=== Lesetext ===
Dass es so etwas wie Frauenhäuser gibt, dürften die meisten Menschen wissen. Vielleicht auch, dass es in Bergisch Gladbach eines gibt – wo genau ist streng geheim, denn die Frauen müssen geschützt werden. Wovor genau? Wer sind diese Frauen? Wie leben sie im Frauenhaus, für wie lange? Und wer bezahlt das alles? Darüber haben wir mit Ruth Bernhardt gesprochen, der Leiterin des Frauenhauses Bergisch Gladbach.

In der Regel werden Frauen über andere Einrichtungen und Institutionen ans Frauenhaus vermittelt – von der Polizei oder dem Jugendamt etwa. Im Jahr 2024 hat das Frauenhaus 62 Frauen mit 33 Kindern Schutz geboten. Sie blieben zwischen einigen Wochen und Monaten bis zu einem Jahr.
=== Ausgangsmaterial ===
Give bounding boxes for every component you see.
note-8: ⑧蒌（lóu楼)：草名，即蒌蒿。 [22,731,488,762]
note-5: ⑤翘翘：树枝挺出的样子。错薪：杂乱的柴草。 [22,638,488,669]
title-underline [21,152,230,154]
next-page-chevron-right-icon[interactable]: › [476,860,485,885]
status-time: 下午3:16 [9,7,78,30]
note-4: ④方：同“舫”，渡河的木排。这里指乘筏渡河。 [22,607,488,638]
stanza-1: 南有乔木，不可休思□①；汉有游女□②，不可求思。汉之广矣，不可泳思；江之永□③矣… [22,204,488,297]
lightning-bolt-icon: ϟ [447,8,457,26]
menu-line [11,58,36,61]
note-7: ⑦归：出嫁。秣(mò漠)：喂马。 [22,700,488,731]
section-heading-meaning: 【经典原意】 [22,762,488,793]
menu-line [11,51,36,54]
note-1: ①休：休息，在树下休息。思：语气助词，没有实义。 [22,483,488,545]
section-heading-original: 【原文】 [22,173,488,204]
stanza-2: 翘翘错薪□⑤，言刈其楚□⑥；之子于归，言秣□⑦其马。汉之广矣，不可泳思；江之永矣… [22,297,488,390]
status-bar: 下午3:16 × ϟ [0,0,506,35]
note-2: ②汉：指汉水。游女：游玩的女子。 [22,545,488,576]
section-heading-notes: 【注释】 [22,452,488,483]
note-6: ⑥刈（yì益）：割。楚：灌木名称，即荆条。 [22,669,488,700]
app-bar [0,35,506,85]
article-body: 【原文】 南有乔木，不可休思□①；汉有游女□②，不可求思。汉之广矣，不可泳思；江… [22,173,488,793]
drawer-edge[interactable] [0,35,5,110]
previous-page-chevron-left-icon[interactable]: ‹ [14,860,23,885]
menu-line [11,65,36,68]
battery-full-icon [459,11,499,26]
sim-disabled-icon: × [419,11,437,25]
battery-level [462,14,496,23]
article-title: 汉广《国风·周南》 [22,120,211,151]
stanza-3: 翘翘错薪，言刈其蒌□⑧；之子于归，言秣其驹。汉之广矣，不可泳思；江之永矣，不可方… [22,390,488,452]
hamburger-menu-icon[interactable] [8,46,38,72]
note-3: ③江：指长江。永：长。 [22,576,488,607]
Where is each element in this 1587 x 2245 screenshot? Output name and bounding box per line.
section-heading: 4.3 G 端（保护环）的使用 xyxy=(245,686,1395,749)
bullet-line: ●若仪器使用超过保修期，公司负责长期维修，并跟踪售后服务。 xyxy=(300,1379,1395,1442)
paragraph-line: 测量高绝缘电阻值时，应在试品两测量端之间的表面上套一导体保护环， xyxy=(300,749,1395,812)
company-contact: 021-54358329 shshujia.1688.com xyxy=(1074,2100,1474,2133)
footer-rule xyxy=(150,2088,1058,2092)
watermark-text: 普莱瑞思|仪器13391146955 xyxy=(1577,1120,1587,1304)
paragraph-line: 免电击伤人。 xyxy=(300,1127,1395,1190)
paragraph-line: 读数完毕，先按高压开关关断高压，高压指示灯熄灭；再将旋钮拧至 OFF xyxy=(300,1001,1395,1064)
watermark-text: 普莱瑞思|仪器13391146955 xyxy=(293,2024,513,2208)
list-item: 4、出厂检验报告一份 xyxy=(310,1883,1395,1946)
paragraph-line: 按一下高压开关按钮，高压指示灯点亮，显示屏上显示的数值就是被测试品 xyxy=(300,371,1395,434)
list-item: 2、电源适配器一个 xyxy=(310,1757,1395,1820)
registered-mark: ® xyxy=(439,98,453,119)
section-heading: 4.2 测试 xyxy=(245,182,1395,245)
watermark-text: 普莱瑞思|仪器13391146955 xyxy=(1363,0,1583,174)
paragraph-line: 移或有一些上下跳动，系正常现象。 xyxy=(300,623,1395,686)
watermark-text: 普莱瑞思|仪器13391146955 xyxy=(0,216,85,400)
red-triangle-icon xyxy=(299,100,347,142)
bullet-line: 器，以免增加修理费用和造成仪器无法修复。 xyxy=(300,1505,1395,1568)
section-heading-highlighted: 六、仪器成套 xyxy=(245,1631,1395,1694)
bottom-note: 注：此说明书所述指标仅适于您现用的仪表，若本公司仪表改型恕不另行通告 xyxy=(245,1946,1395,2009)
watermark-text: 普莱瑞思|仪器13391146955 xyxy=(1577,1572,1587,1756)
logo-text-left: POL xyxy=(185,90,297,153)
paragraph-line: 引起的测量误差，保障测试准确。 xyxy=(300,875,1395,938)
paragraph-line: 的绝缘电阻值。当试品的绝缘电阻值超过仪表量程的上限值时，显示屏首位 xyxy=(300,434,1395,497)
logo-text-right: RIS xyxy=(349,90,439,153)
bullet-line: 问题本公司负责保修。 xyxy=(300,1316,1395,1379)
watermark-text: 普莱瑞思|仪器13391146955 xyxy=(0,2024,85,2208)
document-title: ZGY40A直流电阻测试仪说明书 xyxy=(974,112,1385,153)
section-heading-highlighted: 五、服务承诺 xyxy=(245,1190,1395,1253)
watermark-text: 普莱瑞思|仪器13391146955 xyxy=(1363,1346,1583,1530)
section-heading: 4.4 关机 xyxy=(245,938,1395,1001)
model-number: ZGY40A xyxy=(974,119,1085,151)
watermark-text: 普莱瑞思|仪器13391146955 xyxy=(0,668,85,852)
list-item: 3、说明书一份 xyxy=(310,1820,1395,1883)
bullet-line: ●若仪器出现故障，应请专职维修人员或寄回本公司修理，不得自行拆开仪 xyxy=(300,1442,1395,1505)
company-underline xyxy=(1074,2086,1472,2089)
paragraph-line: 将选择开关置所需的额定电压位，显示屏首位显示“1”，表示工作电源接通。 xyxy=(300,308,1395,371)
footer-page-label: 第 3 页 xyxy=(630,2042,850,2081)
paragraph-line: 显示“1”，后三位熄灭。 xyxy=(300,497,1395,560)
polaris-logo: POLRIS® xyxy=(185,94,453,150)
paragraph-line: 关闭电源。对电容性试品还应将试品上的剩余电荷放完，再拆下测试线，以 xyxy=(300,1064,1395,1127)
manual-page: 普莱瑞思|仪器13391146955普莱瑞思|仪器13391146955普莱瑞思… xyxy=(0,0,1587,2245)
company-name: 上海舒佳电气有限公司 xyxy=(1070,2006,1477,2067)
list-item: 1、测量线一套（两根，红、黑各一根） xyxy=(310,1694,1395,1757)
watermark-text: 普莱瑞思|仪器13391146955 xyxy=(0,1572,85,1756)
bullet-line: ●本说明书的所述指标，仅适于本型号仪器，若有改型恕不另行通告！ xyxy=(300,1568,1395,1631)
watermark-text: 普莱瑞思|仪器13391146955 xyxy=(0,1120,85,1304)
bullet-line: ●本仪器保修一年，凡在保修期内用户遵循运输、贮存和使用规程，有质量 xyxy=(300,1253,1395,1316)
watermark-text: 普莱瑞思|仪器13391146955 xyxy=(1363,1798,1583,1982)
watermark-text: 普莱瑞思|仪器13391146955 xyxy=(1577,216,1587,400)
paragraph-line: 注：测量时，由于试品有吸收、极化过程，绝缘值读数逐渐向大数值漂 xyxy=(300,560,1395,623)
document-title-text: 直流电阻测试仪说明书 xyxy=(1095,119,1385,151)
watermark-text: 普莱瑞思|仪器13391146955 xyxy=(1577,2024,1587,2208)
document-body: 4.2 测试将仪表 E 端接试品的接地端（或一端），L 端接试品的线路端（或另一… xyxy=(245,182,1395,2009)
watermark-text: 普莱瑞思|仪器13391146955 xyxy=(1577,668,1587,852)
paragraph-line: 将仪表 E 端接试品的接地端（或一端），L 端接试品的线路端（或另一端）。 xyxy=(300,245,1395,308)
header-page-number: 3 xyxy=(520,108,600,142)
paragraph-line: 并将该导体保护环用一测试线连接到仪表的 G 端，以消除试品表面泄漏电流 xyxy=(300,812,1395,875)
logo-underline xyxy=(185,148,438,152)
===
[Aufgaben]
1. Gib aus dem Text über das Frauenhaus alles von „In der Regel“ bis hinunter zu „zu einem Jahr.“ wörtlich wieder.
2. Gib jede Zeile der Einträge zurück, in der die Zeichenfolge „number“ vorkommt.

[Lösungen je Aufgabe]
1.
In der Regel werden Frauen über andere Einrichtungen und Institutionen ans Frauenhaus vermittelt – von der Polizei oder dem Jugendamt etwa. Im Jahr 2024 hat das Frauenhaus 62 Frauen mit 33 Kindern Schutz geboten. Sie blieben zwischen einigen Wochen und Monaten bis zu einem Jahr.

2.
model-number: ZGY40A xyxy=(974,119,1085,151)
header-page-number: 3 xyxy=(520,108,600,142)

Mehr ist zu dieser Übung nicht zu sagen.